[Saved entries]
# # # # #

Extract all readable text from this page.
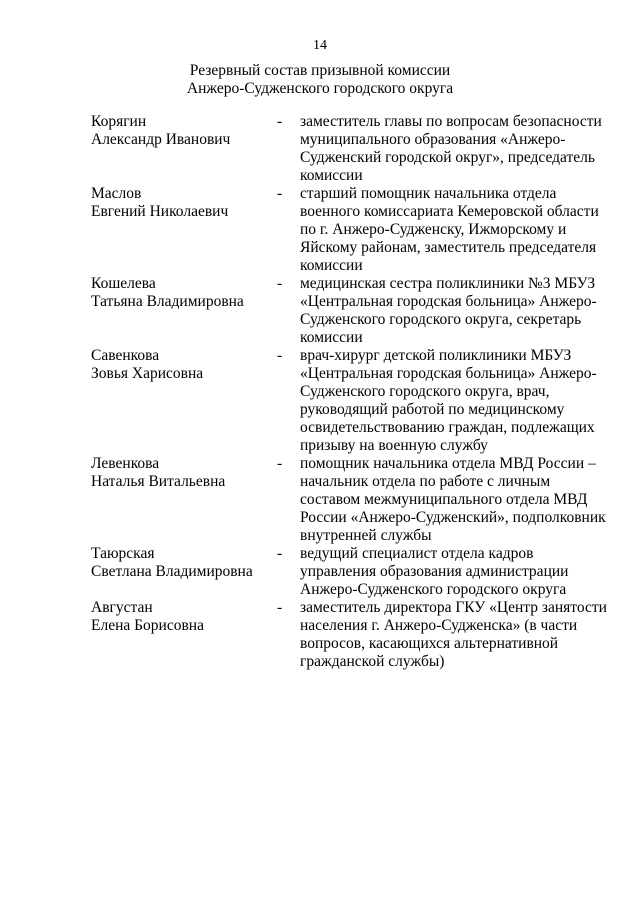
14
Резервный состав призывной комиссии
Анжеро-Судженского городского округа
Корягин
Александр Иванович
-	заместитель главы по вопросам безопасности
муниципального образования «Анжеро-
Судженский городской округ», председатель
комиссии
Маслов
Евгений Николаевич
-	старший помощник начальника отдела
военного комиссариата Кемеровской области
по г. Анжеро-Судженску, Ижморскому и
Яйскому районам, заместитель председателя
комиссии
Кошелева
Татьяна Владимировна
-	медицинская сестра поликлиники №3 МБУЗ
«Центральная городская больница» Анжеро-
Судженского городского округа, секретарь
комиссии
Савенкова
Зовья Харисовна
-	врач-хирург детской поликлиники МБУЗ
«Центральная городская больница» Анжеро-
Судженского городского округа, врач,
руководящий работой по медицинскому
освидетельствованию граждан, подлежащих
призыву на военную службу
Левенкова
Наталья Витальевна
-	помощник начальника отдела МВД России –
начальник отдела по работе с личным
составом межмуниципального отдела МВД
России «Анжеро-Судженский», подполковник
внутренней службы
Таюрская
Светлана Владимировна
-	ведущий специалист отдела кадров
управления образования администрации
Анжеро-Судженского городского округа
Августан
Елена Борисовна
-	заместитель директора ГКУ «Центр занятости
населения г. Анжеро-Судженска» (в части
вопросов, касающихся альтернативной
гражданской службы)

# # # # #

● WHAT THE EXERCISE ASKS
Omit every picture, and otherwise quote the entries exactly.

● PROBLEM SOLUTION
Extract all readable text from this page.
14
Резервный состав призывной комиссии
Анжеро-Судженского городского округа
Корягин
Александр Иванович
-	заместитель главы по вопросам безопасности
муниципального образования «Анжеро-
Судженский городской округ», председатель
комиссии
Маслов
Евгений Николаевич
-	старший помощник начальника отдела
военного комиссариата Кемеровской области
по г. Анжеро-Судженску, Ижморскому и
Яйскому районам, заместитель председателя
комиссии
Кошелева
Татьяна Владимировна
-	медицинская сестра поликлиники №3 МБУЗ
«Центральная городская больница» Анжеро-
Судженского городского округа, секретарь
комиссии
Савенкова
Зовья Харисовна
-	врач-хирург детской поликлиники МБУЗ
«Центральная городская больница» Анжеро-
Судженского городского округа, врач,
руководящий работой по медицинскому
освидетельствованию граждан, подлежащих
призыву на военную службу
Левенкова
Наталья Витальевна
-	помощник начальника отдела МВД России –
начальник отдела по работе с личным
составом межмуниципального отдела МВД
России «Анжеро-Судженский», подполковник
внутренней службы
Таюрская
Светлана Владимировна
-	ведущий специалист отдела кадров
управления образования администрации
Анжеро-Судженского городского округа
Августан
Елена Борисовна
-	заместитель директора ГКУ «Центр занятости
населения г. Анжеро-Судженска» (в части
вопросов, касающихся альтернативной
гражданской службы)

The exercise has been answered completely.